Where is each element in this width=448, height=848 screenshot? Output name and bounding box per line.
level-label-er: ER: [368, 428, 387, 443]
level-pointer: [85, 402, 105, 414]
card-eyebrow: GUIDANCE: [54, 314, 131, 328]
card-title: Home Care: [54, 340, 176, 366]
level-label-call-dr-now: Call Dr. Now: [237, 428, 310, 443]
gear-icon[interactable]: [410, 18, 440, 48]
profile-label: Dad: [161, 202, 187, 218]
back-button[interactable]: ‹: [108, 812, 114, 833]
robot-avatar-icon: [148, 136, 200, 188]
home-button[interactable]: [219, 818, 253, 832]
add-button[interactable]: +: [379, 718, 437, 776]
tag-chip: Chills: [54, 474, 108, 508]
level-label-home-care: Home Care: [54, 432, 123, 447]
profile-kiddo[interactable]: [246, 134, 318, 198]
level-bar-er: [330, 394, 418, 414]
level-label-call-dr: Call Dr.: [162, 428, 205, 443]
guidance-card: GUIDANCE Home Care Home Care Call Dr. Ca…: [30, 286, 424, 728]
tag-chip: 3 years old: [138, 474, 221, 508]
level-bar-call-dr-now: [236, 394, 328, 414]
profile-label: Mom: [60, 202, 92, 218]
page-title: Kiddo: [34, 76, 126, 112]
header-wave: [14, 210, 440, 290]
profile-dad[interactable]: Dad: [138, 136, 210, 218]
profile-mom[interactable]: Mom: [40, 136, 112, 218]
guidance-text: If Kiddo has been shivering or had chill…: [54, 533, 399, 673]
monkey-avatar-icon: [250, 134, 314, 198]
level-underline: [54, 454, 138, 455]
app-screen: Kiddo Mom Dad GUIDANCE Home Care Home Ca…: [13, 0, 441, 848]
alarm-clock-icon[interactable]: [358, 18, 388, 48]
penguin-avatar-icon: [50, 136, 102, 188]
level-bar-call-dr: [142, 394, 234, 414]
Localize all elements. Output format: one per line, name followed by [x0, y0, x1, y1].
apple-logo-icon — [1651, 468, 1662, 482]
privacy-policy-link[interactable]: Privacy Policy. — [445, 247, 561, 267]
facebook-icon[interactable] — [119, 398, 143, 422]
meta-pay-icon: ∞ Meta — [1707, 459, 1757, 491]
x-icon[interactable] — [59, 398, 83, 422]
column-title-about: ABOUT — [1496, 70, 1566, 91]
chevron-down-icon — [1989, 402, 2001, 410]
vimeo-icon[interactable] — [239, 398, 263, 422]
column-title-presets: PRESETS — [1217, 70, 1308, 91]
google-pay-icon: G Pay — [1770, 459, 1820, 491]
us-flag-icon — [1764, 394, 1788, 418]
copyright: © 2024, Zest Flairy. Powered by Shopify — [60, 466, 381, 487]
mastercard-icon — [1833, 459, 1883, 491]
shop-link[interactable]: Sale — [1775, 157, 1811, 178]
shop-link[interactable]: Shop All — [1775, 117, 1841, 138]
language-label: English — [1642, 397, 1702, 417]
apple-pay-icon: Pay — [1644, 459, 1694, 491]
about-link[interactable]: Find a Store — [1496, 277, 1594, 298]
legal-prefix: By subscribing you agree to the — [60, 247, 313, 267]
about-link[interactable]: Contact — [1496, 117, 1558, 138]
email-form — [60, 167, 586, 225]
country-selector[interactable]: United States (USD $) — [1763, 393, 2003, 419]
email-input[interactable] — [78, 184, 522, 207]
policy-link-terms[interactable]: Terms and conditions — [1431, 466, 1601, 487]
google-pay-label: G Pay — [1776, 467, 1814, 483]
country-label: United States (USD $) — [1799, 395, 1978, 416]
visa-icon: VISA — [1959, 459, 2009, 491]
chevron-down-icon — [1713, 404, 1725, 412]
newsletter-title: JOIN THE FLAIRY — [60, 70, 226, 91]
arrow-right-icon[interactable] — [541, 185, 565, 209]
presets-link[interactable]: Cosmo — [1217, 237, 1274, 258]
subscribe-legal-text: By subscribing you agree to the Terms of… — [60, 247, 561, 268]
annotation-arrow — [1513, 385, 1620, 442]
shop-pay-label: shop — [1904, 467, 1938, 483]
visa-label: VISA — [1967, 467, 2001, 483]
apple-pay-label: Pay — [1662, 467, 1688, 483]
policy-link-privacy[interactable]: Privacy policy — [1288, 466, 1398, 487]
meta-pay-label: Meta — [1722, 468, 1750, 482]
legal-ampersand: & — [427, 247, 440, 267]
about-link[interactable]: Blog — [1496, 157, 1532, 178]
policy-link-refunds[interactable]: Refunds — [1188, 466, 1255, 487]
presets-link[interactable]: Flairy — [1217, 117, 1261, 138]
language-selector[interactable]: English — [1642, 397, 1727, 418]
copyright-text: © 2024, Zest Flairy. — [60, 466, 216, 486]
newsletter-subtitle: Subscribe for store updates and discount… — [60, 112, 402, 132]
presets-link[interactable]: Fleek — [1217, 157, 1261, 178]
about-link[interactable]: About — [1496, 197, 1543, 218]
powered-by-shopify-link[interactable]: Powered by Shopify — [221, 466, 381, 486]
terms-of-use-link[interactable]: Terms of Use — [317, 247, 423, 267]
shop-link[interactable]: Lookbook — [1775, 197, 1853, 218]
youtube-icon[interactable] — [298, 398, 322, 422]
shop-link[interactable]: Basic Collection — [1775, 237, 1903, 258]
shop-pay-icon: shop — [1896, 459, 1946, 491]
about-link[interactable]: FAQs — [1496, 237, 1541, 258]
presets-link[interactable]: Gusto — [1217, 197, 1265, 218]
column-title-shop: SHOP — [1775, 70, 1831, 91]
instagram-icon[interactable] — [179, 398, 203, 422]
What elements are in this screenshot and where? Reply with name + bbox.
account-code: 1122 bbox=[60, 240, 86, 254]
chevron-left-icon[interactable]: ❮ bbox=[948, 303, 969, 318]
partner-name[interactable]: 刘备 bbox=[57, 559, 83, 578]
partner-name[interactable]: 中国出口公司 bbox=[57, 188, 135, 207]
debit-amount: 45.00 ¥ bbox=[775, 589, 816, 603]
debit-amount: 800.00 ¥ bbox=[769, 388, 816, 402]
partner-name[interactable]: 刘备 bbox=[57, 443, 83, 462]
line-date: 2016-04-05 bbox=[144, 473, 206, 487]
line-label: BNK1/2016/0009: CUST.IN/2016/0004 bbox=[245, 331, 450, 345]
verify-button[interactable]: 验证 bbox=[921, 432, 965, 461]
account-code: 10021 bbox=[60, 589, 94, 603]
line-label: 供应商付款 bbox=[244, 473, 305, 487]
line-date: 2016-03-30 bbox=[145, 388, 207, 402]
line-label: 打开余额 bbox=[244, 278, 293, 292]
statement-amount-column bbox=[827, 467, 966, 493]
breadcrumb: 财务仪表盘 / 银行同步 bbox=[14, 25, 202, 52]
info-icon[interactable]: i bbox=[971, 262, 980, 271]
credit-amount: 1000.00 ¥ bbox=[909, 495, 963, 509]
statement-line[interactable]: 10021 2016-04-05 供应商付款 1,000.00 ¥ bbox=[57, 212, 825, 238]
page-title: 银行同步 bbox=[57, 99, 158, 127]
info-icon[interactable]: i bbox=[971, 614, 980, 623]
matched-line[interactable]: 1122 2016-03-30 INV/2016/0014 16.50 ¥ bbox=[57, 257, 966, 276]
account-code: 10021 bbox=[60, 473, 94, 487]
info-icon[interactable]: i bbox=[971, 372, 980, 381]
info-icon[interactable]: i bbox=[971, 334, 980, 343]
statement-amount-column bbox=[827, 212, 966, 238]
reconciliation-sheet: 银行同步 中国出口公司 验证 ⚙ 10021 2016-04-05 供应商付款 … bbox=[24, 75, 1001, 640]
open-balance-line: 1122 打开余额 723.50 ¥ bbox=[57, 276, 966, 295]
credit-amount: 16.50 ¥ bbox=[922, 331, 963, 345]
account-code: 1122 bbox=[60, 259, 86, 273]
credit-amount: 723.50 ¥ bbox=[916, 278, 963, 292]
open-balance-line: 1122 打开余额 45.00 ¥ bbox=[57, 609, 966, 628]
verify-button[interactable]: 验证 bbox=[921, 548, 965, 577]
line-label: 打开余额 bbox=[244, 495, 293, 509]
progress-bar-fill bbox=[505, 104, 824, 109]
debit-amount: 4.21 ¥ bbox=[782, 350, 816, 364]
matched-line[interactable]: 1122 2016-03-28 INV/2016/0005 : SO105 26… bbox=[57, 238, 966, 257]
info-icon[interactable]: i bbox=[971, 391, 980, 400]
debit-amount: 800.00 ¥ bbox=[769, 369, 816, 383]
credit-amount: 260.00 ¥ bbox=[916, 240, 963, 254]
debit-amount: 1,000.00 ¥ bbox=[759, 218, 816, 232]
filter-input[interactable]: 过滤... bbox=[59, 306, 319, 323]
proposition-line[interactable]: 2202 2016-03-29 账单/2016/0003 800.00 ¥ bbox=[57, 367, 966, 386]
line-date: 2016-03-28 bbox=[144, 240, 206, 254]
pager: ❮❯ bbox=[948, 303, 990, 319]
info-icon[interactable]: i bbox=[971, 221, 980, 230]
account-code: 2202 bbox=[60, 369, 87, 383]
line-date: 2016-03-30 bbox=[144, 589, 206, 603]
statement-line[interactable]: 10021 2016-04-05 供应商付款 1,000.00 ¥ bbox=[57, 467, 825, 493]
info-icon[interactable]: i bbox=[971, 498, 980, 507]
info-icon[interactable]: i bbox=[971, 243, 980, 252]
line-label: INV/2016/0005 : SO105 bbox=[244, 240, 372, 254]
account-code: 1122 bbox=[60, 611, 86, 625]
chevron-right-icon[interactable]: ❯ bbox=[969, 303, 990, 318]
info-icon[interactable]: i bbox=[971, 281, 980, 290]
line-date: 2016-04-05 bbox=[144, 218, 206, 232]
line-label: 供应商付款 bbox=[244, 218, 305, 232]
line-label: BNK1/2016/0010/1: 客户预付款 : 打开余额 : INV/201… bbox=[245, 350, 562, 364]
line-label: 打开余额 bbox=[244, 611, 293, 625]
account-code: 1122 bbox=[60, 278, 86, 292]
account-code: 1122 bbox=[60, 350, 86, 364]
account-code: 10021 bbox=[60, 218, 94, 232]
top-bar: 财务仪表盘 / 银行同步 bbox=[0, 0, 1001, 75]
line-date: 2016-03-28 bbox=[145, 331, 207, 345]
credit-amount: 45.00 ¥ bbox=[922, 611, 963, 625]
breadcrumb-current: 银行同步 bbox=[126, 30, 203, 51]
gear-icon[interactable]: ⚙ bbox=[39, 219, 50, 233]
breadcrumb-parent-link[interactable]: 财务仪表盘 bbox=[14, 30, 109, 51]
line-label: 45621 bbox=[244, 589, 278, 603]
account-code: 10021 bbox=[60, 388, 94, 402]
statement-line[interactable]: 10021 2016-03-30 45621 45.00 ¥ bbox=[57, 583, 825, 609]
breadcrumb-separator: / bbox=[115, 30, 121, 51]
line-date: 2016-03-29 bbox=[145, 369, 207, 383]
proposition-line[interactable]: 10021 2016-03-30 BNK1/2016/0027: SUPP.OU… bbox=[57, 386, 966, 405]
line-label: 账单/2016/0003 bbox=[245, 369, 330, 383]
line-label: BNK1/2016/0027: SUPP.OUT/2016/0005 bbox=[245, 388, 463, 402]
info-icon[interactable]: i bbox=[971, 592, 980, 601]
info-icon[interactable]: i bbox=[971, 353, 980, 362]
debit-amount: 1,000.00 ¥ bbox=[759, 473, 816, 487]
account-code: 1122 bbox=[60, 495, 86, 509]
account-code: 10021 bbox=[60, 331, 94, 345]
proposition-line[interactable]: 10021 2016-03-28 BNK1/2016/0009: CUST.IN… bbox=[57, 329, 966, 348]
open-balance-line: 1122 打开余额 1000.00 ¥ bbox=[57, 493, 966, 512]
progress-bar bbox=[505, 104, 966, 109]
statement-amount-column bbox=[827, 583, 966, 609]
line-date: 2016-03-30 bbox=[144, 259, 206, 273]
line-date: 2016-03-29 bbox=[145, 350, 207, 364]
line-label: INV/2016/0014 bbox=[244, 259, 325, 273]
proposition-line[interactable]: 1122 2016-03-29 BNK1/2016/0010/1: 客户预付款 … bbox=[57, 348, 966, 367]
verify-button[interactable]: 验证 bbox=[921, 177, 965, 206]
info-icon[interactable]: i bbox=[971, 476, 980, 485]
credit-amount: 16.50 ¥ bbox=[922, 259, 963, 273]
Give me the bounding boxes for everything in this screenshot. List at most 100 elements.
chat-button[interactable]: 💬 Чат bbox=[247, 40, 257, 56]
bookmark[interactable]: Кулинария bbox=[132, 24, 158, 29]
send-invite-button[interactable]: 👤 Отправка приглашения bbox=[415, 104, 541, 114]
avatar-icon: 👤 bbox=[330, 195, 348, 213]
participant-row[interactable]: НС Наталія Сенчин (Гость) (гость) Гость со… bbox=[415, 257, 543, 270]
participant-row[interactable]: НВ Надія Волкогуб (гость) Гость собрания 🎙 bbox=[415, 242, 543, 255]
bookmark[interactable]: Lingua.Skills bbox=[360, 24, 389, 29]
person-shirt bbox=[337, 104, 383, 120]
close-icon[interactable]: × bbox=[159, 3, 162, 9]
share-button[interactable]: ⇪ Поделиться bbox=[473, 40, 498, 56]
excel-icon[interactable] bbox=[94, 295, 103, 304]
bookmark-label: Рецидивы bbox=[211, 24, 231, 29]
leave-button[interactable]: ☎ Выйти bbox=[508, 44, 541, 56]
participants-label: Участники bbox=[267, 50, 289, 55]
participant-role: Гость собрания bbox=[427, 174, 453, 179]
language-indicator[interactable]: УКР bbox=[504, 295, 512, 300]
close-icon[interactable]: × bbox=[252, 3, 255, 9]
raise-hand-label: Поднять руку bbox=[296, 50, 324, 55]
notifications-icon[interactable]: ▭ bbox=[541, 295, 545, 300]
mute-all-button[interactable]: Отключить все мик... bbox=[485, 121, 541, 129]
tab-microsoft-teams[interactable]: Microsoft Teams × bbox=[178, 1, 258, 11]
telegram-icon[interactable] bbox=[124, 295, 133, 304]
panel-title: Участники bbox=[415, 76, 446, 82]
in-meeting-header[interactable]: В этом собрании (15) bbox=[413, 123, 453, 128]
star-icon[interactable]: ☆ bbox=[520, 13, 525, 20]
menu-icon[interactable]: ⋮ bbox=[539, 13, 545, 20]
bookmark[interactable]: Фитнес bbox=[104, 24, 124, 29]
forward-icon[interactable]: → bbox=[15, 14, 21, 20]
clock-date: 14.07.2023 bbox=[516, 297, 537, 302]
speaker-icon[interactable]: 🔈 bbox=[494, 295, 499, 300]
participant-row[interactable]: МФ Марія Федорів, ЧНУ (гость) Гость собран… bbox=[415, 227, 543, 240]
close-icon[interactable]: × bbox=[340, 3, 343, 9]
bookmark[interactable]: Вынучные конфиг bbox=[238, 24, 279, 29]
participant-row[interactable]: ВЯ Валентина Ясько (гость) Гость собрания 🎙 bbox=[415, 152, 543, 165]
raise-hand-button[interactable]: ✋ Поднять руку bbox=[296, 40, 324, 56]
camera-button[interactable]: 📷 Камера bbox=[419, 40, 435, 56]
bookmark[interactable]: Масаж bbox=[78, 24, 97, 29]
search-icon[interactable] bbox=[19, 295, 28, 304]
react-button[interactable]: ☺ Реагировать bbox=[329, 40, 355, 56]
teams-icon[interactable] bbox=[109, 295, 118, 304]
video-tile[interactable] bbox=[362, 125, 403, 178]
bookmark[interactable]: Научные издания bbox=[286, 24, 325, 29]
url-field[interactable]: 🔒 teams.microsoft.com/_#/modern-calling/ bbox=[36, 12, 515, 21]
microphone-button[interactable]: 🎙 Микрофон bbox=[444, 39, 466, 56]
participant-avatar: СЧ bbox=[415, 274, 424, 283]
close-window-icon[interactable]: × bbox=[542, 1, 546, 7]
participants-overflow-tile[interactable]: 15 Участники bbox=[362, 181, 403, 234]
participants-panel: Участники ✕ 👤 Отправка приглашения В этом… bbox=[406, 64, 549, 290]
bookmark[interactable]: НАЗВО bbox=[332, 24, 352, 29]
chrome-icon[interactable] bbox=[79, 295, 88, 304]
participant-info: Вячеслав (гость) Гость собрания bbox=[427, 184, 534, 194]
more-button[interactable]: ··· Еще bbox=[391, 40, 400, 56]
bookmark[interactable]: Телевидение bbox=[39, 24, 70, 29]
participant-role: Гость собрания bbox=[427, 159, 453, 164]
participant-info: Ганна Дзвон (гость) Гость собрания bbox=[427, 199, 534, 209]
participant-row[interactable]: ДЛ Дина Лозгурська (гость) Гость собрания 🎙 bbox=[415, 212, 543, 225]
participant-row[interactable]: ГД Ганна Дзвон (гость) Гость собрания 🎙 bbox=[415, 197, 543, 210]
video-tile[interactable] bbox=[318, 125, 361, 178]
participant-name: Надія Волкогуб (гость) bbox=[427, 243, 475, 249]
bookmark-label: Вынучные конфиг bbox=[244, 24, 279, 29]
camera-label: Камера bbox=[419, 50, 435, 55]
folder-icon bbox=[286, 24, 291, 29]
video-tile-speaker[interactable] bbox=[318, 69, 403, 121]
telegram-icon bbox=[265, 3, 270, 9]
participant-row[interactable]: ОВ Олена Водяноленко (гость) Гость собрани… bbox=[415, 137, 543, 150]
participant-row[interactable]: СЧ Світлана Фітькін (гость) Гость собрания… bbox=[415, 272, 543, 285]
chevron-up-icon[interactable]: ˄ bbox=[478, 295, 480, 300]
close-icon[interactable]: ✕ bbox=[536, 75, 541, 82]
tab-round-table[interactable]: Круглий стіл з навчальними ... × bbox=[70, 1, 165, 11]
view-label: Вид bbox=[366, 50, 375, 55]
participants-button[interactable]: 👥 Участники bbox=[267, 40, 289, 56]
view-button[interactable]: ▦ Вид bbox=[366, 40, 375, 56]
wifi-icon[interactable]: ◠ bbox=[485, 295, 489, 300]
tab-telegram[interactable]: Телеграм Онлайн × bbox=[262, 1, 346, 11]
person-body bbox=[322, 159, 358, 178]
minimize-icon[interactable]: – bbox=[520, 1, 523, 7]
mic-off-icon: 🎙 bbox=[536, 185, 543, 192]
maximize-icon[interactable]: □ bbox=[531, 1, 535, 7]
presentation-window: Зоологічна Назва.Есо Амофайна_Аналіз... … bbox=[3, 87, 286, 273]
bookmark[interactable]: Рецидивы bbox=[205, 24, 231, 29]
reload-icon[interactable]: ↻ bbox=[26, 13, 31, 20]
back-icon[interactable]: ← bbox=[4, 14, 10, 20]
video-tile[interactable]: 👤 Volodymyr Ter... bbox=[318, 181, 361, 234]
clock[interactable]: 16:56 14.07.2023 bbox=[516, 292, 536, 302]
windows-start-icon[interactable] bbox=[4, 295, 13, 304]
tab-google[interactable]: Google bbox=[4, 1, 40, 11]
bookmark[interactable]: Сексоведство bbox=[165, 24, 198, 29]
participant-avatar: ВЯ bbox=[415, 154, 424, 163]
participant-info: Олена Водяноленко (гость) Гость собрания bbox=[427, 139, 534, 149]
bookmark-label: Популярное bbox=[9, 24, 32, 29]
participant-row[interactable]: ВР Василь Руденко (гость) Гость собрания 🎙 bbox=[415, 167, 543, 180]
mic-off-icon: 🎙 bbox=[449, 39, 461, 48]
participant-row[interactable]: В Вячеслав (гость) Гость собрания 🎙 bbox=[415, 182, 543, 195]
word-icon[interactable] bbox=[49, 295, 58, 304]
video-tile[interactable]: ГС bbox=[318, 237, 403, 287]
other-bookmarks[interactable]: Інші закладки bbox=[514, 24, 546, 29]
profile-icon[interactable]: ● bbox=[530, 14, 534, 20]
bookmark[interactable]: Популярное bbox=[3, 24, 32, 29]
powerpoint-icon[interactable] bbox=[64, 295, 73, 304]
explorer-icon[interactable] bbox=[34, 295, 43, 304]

WRITTEN EXERCISE:
Reproduce the stretch from the start of the data through the line containing "level-label-home-care: Home Care: [54, 432, 123, 447]", putting "tier-label" wherever "level-label" occurs and changing nothing else.

ANSWER FOR THIS EXERCISE:
Where is each element in this width=448, height=848 screenshot? Output name and bounding box per line.
tier-label-er: ER: [368, 428, 387, 443]
level-pointer: [85, 402, 105, 414]
card-eyebrow: GUIDANCE: [54, 314, 131, 328]
card-title: Home Care: [54, 340, 176, 366]
tier-label-call-dr-now: Call Dr. Now: [237, 428, 310, 443]
gear-icon[interactable]: [410, 18, 440, 48]
profile-label: Dad: [161, 202, 187, 218]
back-button[interactable]: ‹: [108, 812, 114, 833]
robot-avatar-icon: [148, 136, 200, 188]
home-button[interactable]: [219, 818, 253, 832]
add-button[interactable]: +: [379, 718, 437, 776]
tag-chip: Chills: [54, 474, 108, 508]
tier-label-home-care: Home Care: [54, 432, 123, 447]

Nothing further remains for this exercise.